== Records to process ==
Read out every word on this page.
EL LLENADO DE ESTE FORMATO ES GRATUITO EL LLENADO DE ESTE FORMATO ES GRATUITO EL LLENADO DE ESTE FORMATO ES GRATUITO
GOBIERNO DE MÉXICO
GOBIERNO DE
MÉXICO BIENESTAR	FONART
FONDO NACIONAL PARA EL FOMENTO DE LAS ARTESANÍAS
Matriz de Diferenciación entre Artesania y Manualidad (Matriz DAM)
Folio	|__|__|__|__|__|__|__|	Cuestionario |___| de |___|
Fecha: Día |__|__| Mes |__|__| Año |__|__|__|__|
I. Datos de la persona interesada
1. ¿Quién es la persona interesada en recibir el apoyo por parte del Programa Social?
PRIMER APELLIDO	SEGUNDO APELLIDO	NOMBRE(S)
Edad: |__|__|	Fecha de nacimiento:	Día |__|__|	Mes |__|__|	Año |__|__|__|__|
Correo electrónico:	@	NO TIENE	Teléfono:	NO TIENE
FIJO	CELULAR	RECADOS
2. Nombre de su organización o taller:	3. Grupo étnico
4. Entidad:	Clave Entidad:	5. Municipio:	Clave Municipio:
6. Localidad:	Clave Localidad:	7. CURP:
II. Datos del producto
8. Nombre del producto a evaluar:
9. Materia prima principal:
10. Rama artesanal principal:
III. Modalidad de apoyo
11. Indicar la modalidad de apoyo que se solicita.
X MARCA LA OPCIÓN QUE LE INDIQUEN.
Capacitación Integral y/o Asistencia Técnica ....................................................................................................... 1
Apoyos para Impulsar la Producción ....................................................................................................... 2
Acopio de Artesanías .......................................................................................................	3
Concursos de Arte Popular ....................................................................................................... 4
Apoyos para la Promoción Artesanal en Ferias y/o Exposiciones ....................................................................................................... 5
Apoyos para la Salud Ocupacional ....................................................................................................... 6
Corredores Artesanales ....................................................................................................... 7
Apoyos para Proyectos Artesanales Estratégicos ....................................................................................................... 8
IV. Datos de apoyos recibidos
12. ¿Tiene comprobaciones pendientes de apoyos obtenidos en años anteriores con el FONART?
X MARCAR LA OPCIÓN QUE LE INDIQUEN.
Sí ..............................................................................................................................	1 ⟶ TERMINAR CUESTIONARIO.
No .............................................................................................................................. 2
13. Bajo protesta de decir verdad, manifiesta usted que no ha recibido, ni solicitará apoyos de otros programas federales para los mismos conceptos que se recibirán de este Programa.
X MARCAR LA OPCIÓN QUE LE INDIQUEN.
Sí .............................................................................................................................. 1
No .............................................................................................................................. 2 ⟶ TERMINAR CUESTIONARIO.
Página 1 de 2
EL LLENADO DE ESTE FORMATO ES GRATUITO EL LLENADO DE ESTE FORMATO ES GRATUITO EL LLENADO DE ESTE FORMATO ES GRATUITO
===
▸ Direction
Find the word "producto" in the entries above and gather every line that holds it.

▸ Output of the task
II. Datos del producto
8. Nombre del producto a evaluar:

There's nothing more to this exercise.